**Written exercise**
Reproduce each line from the records that holds "Exposure".

Stored items from a collection

..............................

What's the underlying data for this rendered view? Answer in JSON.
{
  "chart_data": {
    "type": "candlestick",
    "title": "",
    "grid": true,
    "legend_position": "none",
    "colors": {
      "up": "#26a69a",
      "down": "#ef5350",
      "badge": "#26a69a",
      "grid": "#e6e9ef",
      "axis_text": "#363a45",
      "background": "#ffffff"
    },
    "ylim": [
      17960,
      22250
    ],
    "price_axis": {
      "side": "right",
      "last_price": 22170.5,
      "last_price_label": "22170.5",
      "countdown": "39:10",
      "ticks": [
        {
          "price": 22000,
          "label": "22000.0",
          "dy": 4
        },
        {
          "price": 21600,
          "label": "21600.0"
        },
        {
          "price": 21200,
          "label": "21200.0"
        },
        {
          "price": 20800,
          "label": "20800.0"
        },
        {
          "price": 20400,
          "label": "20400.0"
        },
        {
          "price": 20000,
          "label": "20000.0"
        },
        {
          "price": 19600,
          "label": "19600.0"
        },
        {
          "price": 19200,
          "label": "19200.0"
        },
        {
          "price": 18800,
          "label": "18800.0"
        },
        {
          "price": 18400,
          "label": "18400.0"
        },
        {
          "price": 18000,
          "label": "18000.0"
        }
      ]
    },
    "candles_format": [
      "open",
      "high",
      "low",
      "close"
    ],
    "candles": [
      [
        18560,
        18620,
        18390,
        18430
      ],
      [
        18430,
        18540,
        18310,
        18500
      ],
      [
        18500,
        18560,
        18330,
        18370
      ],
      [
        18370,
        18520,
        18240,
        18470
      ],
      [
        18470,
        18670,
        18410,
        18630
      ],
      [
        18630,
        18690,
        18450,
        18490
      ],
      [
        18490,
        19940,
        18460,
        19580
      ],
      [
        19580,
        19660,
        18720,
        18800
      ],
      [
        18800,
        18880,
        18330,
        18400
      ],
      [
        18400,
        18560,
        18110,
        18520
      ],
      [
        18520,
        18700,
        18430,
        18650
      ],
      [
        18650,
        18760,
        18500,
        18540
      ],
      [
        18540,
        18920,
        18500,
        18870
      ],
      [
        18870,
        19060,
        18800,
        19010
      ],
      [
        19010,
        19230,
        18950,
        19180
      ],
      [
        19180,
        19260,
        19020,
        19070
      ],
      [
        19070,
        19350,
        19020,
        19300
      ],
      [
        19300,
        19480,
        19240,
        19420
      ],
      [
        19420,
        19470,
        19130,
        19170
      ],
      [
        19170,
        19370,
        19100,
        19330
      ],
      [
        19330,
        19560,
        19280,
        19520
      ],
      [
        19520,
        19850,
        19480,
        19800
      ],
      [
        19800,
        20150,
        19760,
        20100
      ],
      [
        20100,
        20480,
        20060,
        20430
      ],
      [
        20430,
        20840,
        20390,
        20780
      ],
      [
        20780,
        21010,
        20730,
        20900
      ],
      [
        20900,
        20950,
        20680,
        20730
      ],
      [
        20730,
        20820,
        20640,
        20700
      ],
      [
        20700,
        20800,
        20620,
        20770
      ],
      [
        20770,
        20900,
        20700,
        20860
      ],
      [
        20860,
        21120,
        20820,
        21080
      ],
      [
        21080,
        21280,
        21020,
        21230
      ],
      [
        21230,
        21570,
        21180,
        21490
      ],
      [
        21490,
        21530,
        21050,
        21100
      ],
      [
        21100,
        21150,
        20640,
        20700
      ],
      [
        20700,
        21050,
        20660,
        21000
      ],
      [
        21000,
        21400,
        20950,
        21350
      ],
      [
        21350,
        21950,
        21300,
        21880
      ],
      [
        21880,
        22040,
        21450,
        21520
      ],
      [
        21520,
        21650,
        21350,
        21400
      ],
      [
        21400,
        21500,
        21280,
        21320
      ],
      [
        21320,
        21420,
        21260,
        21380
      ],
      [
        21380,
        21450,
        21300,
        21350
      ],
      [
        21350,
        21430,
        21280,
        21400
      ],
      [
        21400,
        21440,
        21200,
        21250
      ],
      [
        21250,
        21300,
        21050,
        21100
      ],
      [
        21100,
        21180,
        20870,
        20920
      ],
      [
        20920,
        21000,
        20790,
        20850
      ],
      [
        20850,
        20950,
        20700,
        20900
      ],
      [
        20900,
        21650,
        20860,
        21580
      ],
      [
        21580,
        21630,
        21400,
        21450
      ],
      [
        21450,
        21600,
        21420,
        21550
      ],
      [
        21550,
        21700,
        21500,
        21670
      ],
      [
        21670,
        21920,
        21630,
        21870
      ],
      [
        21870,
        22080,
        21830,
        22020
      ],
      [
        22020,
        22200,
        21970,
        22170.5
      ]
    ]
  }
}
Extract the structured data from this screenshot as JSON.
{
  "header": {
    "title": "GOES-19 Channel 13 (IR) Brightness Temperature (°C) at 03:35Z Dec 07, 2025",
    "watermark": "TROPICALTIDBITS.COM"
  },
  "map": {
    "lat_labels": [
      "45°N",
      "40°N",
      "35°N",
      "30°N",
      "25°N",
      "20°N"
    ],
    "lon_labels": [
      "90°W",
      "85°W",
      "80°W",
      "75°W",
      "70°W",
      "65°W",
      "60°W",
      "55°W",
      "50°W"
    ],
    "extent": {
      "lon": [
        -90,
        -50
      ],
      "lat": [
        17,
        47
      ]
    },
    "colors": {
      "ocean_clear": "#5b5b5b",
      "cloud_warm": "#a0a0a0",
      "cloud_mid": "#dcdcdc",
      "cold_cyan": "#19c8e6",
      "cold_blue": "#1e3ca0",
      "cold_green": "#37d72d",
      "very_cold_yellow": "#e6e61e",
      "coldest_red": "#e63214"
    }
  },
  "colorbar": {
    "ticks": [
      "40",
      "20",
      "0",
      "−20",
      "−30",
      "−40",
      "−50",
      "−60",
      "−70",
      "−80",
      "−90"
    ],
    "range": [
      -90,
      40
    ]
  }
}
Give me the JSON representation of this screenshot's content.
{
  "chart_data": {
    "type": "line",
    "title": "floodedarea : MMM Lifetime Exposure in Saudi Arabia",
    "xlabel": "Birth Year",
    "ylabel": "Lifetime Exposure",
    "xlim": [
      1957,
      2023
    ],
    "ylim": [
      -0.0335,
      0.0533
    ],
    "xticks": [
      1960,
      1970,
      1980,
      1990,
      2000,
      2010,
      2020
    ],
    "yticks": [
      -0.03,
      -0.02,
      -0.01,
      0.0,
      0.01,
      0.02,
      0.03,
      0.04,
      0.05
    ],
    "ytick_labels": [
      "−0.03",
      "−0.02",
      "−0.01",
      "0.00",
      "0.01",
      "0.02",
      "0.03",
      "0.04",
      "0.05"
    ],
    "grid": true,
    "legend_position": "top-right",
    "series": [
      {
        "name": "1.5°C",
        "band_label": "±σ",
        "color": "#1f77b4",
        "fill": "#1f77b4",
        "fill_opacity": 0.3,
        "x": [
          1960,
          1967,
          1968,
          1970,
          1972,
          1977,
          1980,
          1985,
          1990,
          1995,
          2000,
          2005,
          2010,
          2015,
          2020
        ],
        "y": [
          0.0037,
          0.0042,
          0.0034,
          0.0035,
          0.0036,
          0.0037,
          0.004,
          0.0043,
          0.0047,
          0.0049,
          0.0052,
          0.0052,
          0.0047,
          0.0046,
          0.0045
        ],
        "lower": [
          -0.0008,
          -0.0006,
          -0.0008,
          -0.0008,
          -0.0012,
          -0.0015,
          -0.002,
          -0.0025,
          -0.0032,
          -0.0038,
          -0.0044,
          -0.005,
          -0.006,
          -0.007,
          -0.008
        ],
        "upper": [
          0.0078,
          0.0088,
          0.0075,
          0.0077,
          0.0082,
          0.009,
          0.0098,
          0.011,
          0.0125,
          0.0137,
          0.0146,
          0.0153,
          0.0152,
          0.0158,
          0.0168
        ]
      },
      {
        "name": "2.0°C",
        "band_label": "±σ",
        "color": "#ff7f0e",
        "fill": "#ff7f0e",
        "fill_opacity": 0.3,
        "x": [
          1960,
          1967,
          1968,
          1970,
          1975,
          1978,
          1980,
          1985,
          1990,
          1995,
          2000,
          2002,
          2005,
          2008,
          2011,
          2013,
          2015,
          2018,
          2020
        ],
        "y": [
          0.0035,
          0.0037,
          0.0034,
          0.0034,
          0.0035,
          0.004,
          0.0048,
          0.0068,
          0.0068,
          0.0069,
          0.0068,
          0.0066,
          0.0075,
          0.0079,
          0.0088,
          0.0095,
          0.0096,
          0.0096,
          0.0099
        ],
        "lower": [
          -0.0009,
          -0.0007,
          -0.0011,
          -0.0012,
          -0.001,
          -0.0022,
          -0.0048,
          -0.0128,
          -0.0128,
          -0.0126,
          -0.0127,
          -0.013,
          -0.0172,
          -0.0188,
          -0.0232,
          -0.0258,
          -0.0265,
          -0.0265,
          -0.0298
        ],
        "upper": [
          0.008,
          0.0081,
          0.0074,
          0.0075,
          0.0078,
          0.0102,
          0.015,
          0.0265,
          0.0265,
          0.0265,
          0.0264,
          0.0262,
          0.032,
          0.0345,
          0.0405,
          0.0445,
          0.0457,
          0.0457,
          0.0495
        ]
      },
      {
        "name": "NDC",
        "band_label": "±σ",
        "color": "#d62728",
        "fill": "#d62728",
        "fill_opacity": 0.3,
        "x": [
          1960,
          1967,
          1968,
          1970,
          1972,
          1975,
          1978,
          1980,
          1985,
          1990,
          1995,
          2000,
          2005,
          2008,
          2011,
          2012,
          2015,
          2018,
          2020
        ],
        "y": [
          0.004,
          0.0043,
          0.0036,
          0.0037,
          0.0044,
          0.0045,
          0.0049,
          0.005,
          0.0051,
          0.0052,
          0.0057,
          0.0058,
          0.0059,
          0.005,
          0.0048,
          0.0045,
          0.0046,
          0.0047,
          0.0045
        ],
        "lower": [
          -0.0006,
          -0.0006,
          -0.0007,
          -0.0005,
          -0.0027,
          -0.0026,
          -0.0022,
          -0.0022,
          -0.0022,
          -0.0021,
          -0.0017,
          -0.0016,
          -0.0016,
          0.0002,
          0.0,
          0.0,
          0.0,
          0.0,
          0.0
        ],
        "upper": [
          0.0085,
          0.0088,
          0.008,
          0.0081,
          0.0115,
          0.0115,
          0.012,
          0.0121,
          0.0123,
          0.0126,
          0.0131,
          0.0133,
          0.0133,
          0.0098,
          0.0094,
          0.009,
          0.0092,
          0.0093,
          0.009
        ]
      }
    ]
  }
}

..............................

**Result below**
    "title": "floodedarea : MMM Lifetime Exposure in Saudi Arabia",
    "ylabel": "Lifetime Exposure",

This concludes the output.